= Task description =
Repeat exactly, and only, the lines from the line bearing "Output the text content of this document." through the end of the material. Do not copy the pictures.

= Task inputs =

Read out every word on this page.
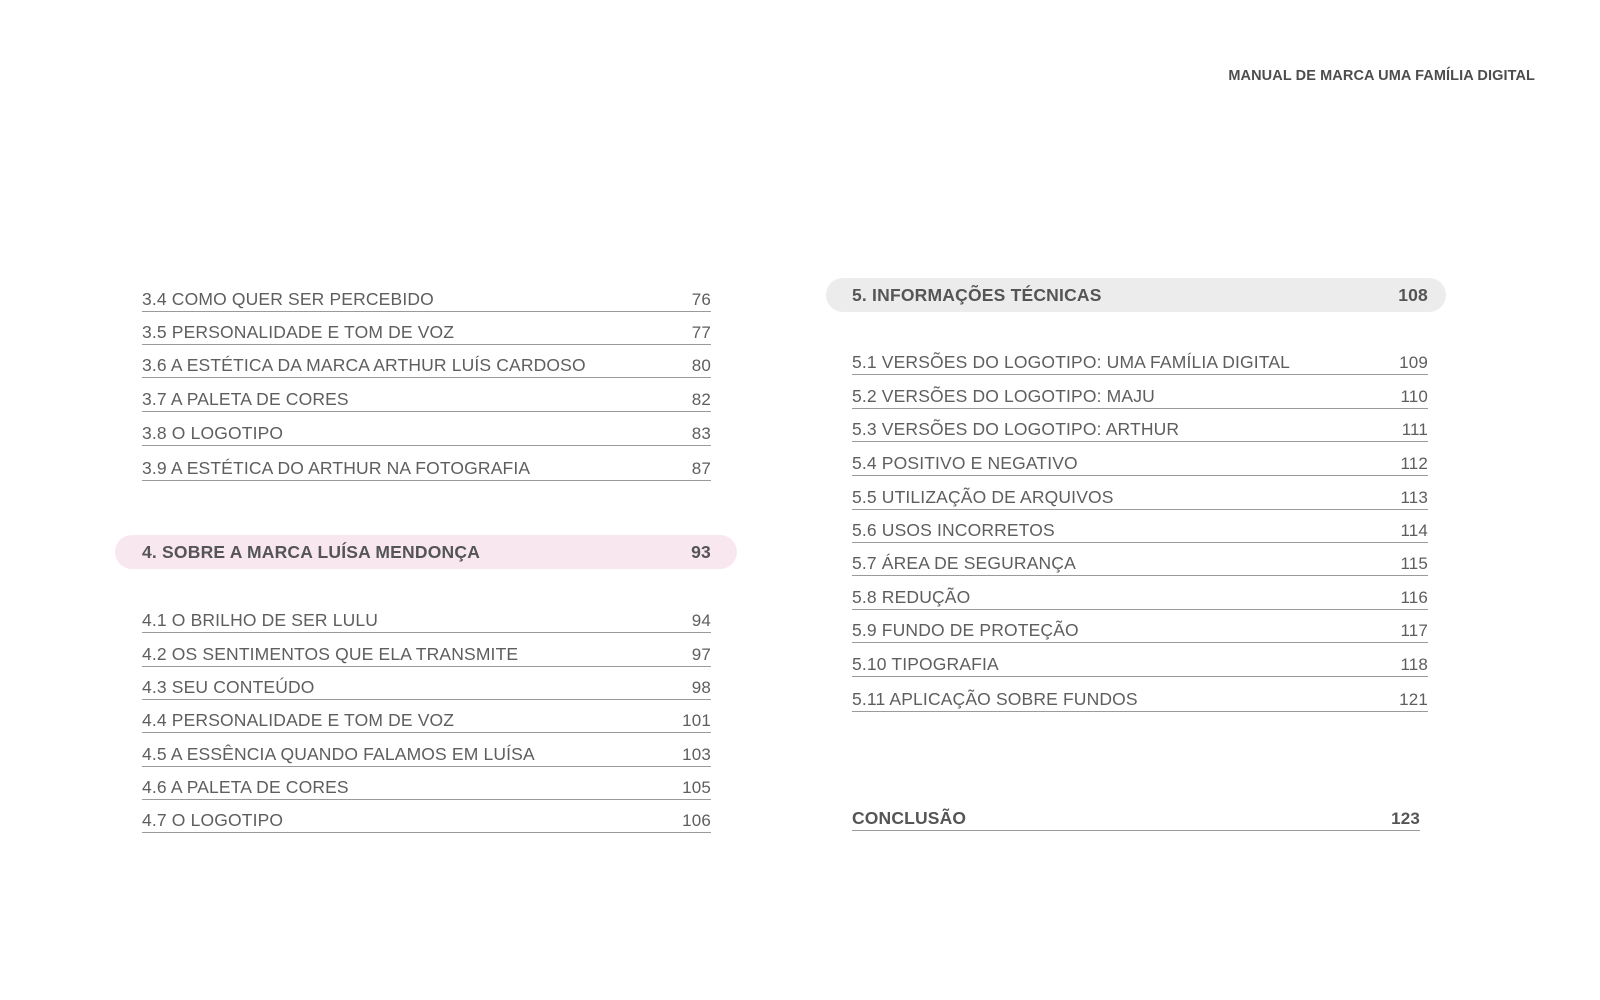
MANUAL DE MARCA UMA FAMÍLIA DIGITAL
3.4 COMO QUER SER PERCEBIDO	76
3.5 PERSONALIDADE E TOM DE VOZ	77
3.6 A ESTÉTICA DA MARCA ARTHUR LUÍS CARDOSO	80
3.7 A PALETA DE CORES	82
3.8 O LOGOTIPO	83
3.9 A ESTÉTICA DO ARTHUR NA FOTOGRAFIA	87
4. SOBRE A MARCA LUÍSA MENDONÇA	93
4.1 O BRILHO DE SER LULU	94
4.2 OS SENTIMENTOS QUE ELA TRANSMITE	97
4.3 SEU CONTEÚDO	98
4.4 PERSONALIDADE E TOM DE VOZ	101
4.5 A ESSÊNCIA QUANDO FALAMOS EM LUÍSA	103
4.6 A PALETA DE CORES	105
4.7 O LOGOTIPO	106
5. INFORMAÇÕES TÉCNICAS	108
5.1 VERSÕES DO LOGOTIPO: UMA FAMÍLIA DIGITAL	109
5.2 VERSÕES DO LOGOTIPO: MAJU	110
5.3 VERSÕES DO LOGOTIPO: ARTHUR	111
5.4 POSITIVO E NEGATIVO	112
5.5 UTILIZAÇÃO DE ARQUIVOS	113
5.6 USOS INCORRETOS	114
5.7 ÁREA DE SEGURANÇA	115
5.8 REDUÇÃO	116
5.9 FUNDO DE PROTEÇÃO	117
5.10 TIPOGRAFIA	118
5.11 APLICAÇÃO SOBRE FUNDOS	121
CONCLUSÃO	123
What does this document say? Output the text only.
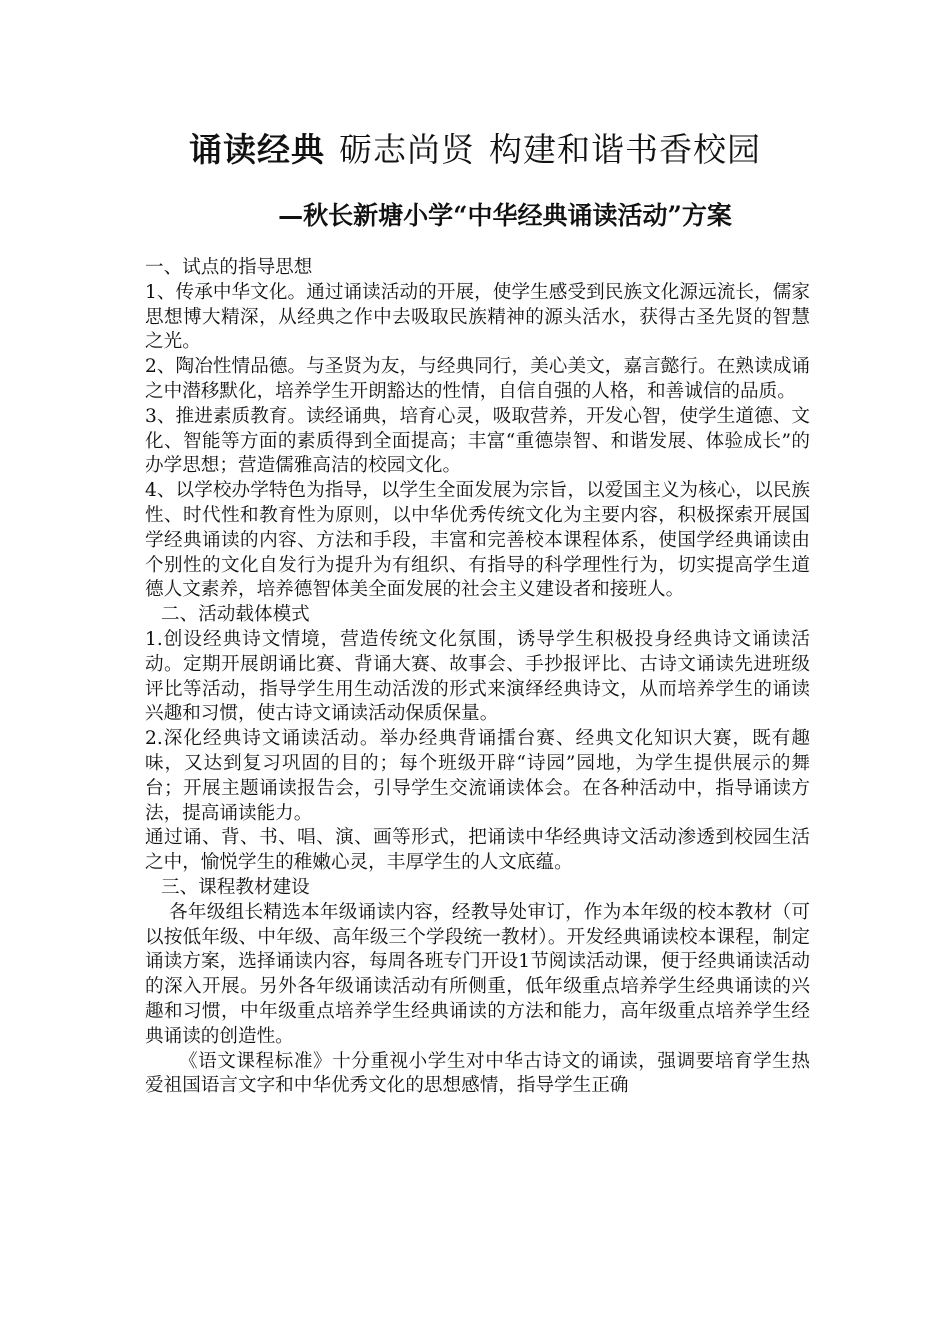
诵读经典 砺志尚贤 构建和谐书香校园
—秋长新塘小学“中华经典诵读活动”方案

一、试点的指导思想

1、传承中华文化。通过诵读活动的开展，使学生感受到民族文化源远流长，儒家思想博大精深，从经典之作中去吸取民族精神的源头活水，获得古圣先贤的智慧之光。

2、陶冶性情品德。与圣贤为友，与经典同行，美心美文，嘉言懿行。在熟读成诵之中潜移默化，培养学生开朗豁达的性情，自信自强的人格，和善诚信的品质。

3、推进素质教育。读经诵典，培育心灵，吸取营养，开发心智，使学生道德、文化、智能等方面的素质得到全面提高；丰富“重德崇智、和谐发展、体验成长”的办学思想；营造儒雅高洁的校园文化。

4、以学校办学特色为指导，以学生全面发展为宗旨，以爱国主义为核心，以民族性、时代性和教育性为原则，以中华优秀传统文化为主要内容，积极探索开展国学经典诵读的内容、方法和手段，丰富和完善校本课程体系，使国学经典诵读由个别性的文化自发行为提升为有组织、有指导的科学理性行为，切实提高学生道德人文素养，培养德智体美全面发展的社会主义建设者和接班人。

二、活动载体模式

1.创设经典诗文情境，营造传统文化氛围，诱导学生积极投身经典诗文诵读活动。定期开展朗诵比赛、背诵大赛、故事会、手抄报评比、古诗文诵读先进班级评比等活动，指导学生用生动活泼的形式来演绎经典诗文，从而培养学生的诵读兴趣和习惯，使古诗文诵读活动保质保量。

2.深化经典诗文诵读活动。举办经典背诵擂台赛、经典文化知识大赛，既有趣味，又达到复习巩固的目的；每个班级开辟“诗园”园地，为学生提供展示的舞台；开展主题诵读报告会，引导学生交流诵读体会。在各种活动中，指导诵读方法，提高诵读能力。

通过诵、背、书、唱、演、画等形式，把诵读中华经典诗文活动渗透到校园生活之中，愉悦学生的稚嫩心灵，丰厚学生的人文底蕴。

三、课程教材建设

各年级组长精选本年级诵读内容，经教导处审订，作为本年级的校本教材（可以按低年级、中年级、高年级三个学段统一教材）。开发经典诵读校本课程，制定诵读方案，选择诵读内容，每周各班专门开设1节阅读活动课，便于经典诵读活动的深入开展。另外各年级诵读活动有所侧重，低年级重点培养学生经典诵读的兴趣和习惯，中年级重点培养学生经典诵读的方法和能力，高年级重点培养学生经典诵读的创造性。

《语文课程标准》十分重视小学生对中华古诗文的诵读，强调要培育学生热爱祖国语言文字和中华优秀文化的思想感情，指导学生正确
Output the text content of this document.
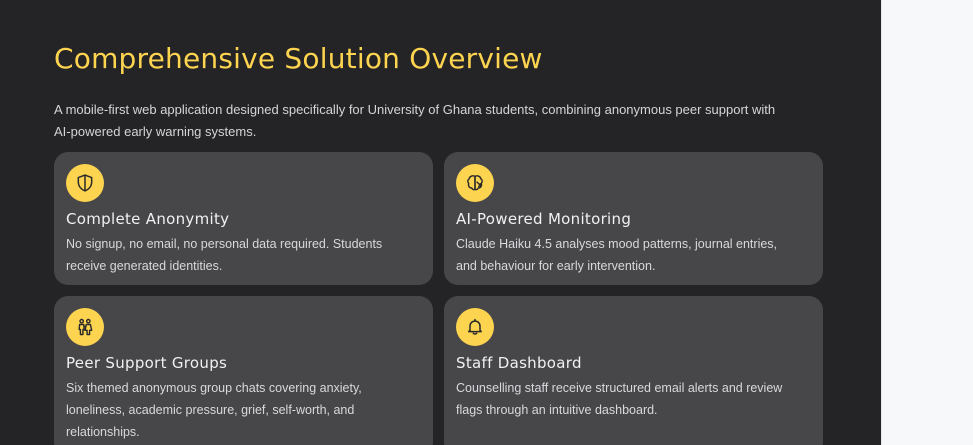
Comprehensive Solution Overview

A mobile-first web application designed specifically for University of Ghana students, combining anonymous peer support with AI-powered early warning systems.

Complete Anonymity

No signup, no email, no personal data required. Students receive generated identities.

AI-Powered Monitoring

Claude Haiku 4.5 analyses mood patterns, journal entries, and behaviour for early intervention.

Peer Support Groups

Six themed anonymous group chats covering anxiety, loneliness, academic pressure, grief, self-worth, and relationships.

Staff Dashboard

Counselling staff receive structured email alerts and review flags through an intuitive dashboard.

= Result of the exercise =
Output the text content of this document.
Comprehensive Solution Overview

A mobile-first web application designed specifically for University of Ghana students, combining anonymous peer support with AI-powered early warning systems.

Complete Anonymity

No signup, no email, no personal data required. Students receive generated identities.

AI-Powered Monitoring

Claude Haiku 4.5 analyses mood patterns, journal entries, and behaviour for early intervention.

Peer Support Groups

Six themed anonymous group chats covering anxiety, loneliness, academic pressure, grief, self-worth, and relationships.

Staff Dashboard

Counselling staff receive structured email alerts and review flags through an intuitive dashboard.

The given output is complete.